* [Given entries]:
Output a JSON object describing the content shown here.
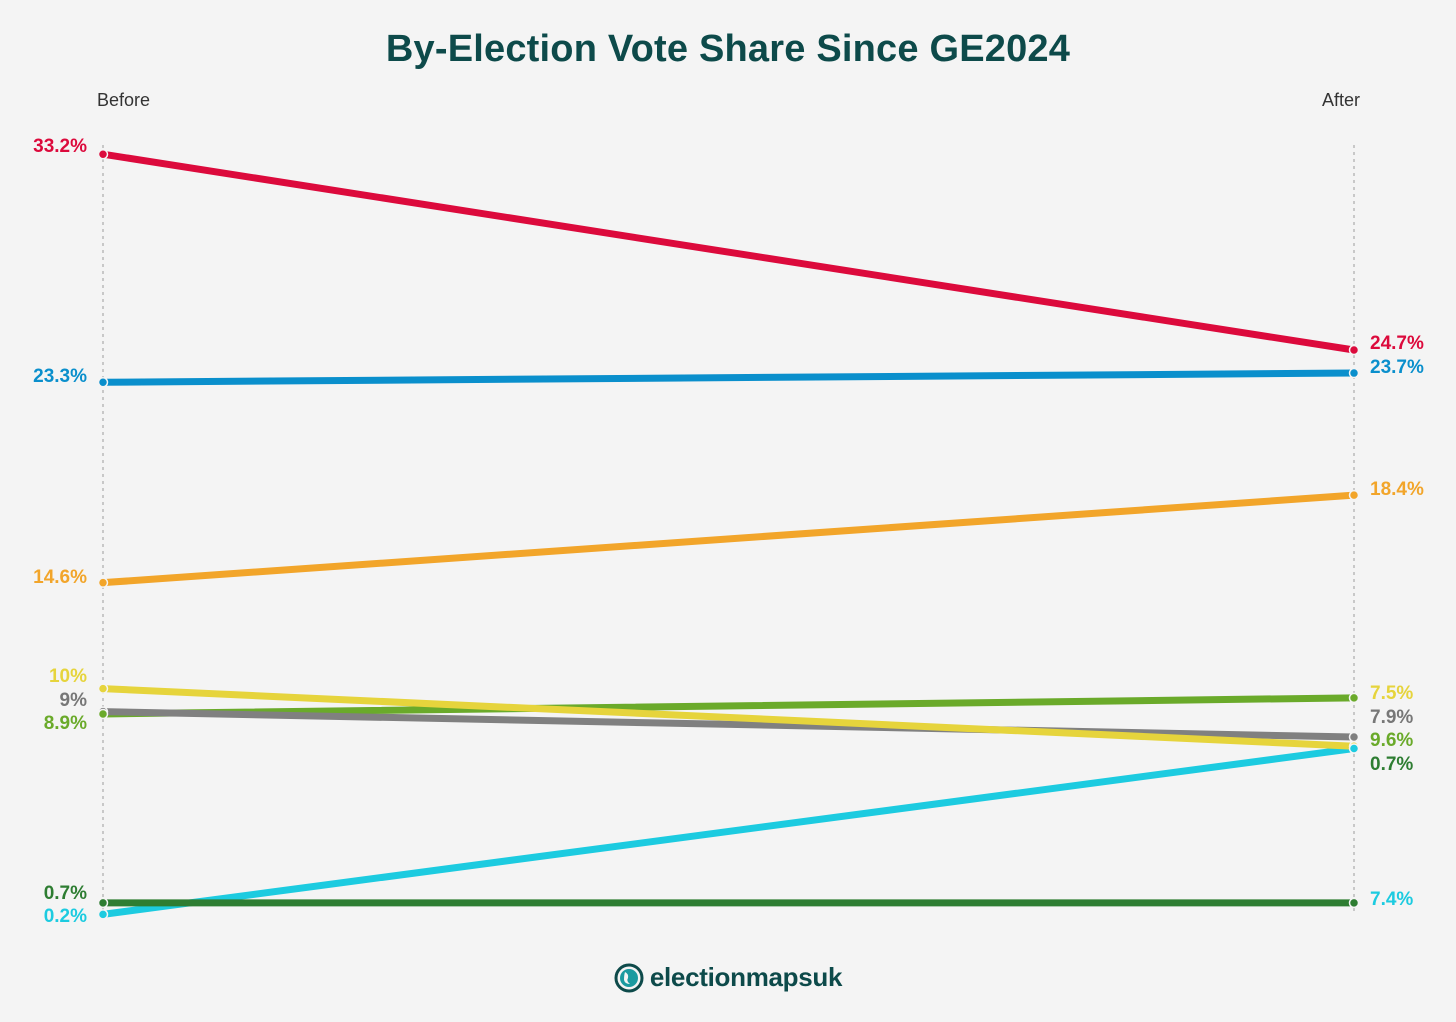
{
  "chart_data": {
    "type": "line",
    "title": "By-Election Vote Share Since GE2024",
    "categories": [
      "Before",
      "After"
    ],
    "value_format": "percent",
    "series": [
      {
        "color": "#dc0a3c",
        "values": [
          33.2,
          24.7
        ],
        "labels": [
          "33.2%",
          "24.7%"
        ]
      },
      {
        "color": "#0a8fcc",
        "values": [
          23.3,
          23.7
        ],
        "labels": [
          "23.3%",
          "23.7%"
        ]
      },
      {
        "color": "#f2a52a",
        "values": [
          14.6,
          18.4
        ],
        "labels": [
          "14.6%",
          "18.4%"
        ]
      },
      {
        "color": "#e6d43c",
        "values": [
          10,
          7.5
        ],
        "labels": [
          "10%",
          "7.5%"
        ]
      },
      {
        "color": "#808080",
        "values": [
          9,
          7.9
        ],
        "labels": [
          "9%",
          "7.9%"
        ]
      },
      {
        "color": "#6aaa2a",
        "values": [
          8.9,
          9.6
        ],
        "labels": [
          "8.9%",
          "9.6%"
        ]
      },
      {
        "color": "#2e7d32",
        "values": [
          0.7,
          0.7
        ],
        "labels": [
          "0.7%",
          "0.7%"
        ]
      },
      {
        "color": "#1ccbe0",
        "values": [
          0.2,
          7.4
        ],
        "labels": [
          "0.2%",
          "7.4%"
        ]
      }
    ],
    "grid": false,
    "legend": "none"
  },
  "branding": {
    "logo_text": "electionmapsuk",
    "logo_color": "#0d4a4a"
  }
}
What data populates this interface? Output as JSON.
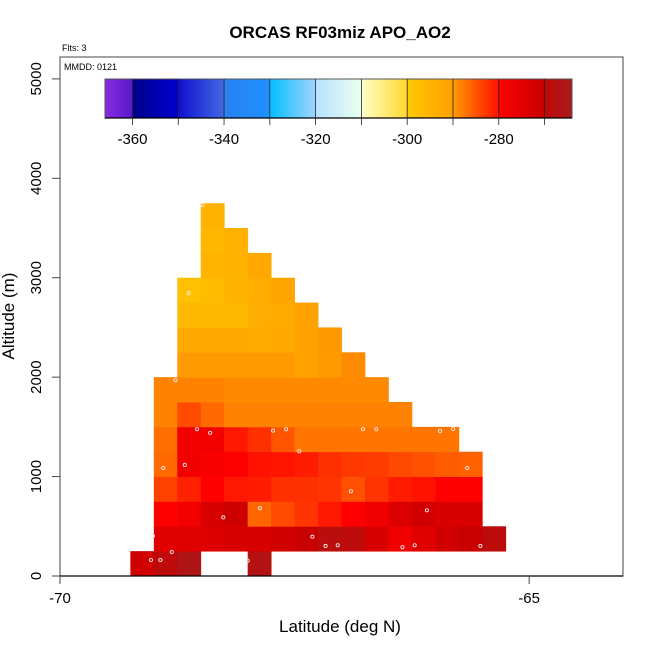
{
  "chart_data": {
    "type": "heatmap",
    "title": "ORCAS RF03miz APO_AO2",
    "flights_label": "Flts: 3",
    "date_label": "MMDD: 0121",
    "xlabel": "Latitude (deg N)",
    "ylabel": "Altitude (m)",
    "xlim": [
      -70,
      -64
    ],
    "ylim": [
      0,
      5220
    ],
    "xticks": [
      -70,
      -65
    ],
    "yticks": [
      0,
      1000,
      2000,
      3000,
      4000,
      5000
    ],
    "grid": false,
    "lat_bin": 0.25,
    "alt_bin": 250,
    "colorbar": {
      "range": [
        -366,
        -264
      ],
      "ticks": [
        -360,
        -350,
        -340,
        -330,
        -320,
        -310,
        -300,
        -290,
        -280,
        -270
      ],
      "tick_labels": [
        "-360",
        "-340",
        "-320",
        "-300",
        "-280"
      ],
      "placement": "top",
      "stops": [
        [
          -366,
          "#8a2be2"
        ],
        [
          -360.01,
          "#5a18c8"
        ],
        [
          -360,
          "#00008b"
        ],
        [
          -350.01,
          "#0000cd"
        ],
        [
          -350,
          "#1010d0"
        ],
        [
          -340.01,
          "#4169e1"
        ],
        [
          -340,
          "#2a80f0"
        ],
        [
          -330.01,
          "#1e90ff"
        ],
        [
          -330,
          "#00bfff"
        ],
        [
          -320.01,
          "#a4d3ff"
        ],
        [
          -320,
          "#b8e2ff"
        ],
        [
          -310.01,
          "#eafff0"
        ],
        [
          -310,
          "#ffffc8"
        ],
        [
          -300.01,
          "#ffd830"
        ],
        [
          -300,
          "#ffc800"
        ],
        [
          -290.01,
          "#ffa000"
        ],
        [
          -290,
          "#ff9b00"
        ],
        [
          -280.01,
          "#ff1000"
        ],
        [
          -280,
          "#ff0000"
        ],
        [
          -270.01,
          "#c80000"
        ],
        [
          -270,
          "#c00808"
        ],
        [
          -264,
          "#a81c1c"
        ]
      ]
    },
    "rows": [
      {
        "alt_bottom": 0,
        "lat_start": -69.25,
        "values": [
          -271.6,
          -269.5,
          -266,
          null,
          null,
          -267
        ]
      },
      {
        "alt_bottom": 250,
        "lat_start": -69.0,
        "values": [
          -274.6,
          -274.6,
          -273.8,
          -273.1,
          -273.1,
          -271.6,
          -270.2,
          -268.5,
          -269.2,
          -273.1,
          -277.2,
          -274.6,
          -271.6,
          -270.2,
          -269
        ]
      },
      {
        "alt_bottom": 500,
        "lat_start": -69.0,
        "values": [
          -279.8,
          -277.6,
          -273.1,
          -270.9,
          -286.2,
          -284.2,
          -282.6,
          -280.6,
          -280,
          -277.2,
          -273.8,
          -271.6,
          -273.1,
          -273.1
        ]
      },
      {
        "alt_bottom": 750,
        "lat_start": -69.0,
        "values": [
          -283.5,
          -281.3,
          -280,
          -280.5,
          -280.9,
          -282.3,
          -282.3,
          -282.6,
          -284.7,
          -282.6,
          -280.9,
          -280.2,
          -279.8,
          -280
        ]
      },
      {
        "alt_bottom": 1000,
        "lat_start": -69.0,
        "values": [
          -286.5,
          -277.6,
          -278.7,
          -279.8,
          -280.2,
          -280.3,
          -280.9,
          -282.3,
          -282.9,
          -283.2,
          -284,
          -284.7,
          -285.5,
          -285.8
        ]
      },
      {
        "alt_bottom": 1250,
        "lat_start": -69.0,
        "values": [
          -286.9,
          -277.6,
          -277.6,
          -280.6,
          -282.3,
          -285,
          -287.3,
          -287.3,
          -287.3,
          -287.3,
          -287.3,
          -287.3,
          -287.3
        ]
      },
      {
        "alt_bottom": 1500,
        "lat_start": -69.0,
        "values": [
          -288.2,
          -284.2,
          -286.5,
          -288.2,
          -288.2,
          -288.2,
          -288.2,
          -288.2,
          -288.2,
          -288.2,
          -288.2
        ]
      },
      {
        "alt_bottom": 1750,
        "lat_start": -69.0,
        "values": [
          -288.3,
          -288.3,
          -288.3,
          -288.8,
          -288.8,
          -288.8,
          -288.8,
          -288.8,
          -288.8,
          -288.8
        ]
      },
      {
        "alt_bottom": 2000,
        "lat_start": -68.75,
        "values": [
          -289.9,
          -289.9,
          -289.9,
          -289.9,
          -289.9,
          -290.5,
          -289.9,
          -288.9
        ]
      },
      {
        "alt_bottom": 2250,
        "lat_start": -68.75,
        "values": [
          -292,
          -292,
          -292,
          -292.8,
          -292,
          -290.5,
          -289.8
        ]
      },
      {
        "alt_bottom": 2500,
        "lat_start": -68.75,
        "values": [
          -296,
          -296,
          -296,
          -293.3,
          -292.5,
          -290.5
        ]
      },
      {
        "alt_bottom": 2750,
        "lat_start": -68.75,
        "values": [
          -298,
          -297,
          -294.8,
          -293.5,
          -291.3
        ]
      },
      {
        "alt_bottom": 3000,
        "lat_start": -68.5,
        "values": [
          -295.3,
          -294.5,
          -292
        ]
      },
      {
        "alt_bottom": 3250,
        "lat_start": -68.5,
        "values": [
          -295.8,
          -294
        ]
      },
      {
        "alt_bottom": 3500,
        "lat_start": -68.5,
        "values": [
          -294.8
        ]
      }
    ],
    "samples": [
      [
        -68.77,
        1969
      ],
      [
        -68.54,
        1476
      ],
      [
        -68.4,
        1439
      ],
      [
        -67.73,
        1462
      ],
      [
        -67.59,
        1476
      ],
      [
        -66.77,
        1476
      ],
      [
        -66.63,
        1476
      ],
      [
        -65.95,
        1459
      ],
      [
        -65.81,
        1479
      ],
      [
        -67.45,
        1254
      ],
      [
        -68.9,
        1086
      ],
      [
        -68.67,
        1117
      ],
      [
        -65.66,
        1086
      ],
      [
        -66.9,
        852
      ],
      [
        -67.87,
        681
      ],
      [
        -68.26,
        590
      ],
      [
        -66.09,
        661
      ],
      [
        -69.01,
        402
      ],
      [
        -67.31,
        395
      ],
      [
        -67.17,
        302
      ],
      [
        -67.04,
        309
      ],
      [
        -66.35,
        289
      ],
      [
        -66.22,
        309
      ],
      [
        -65.52,
        302
      ],
      [
        -68.81,
        241
      ],
      [
        -69.03,
        161
      ],
      [
        -68.93,
        161
      ],
      [
        -68.0,
        154
      ],
      [
        -68.48,
        3732
      ],
      [
        -68.63,
        2844
      ]
    ]
  }
}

* [Given exercise]: Find each line in the records holding the string "JSON" and show it.

* [Solution for this problem]:
Output a JSON object describing the content shown here.
What data populates this interface? Output as JSON.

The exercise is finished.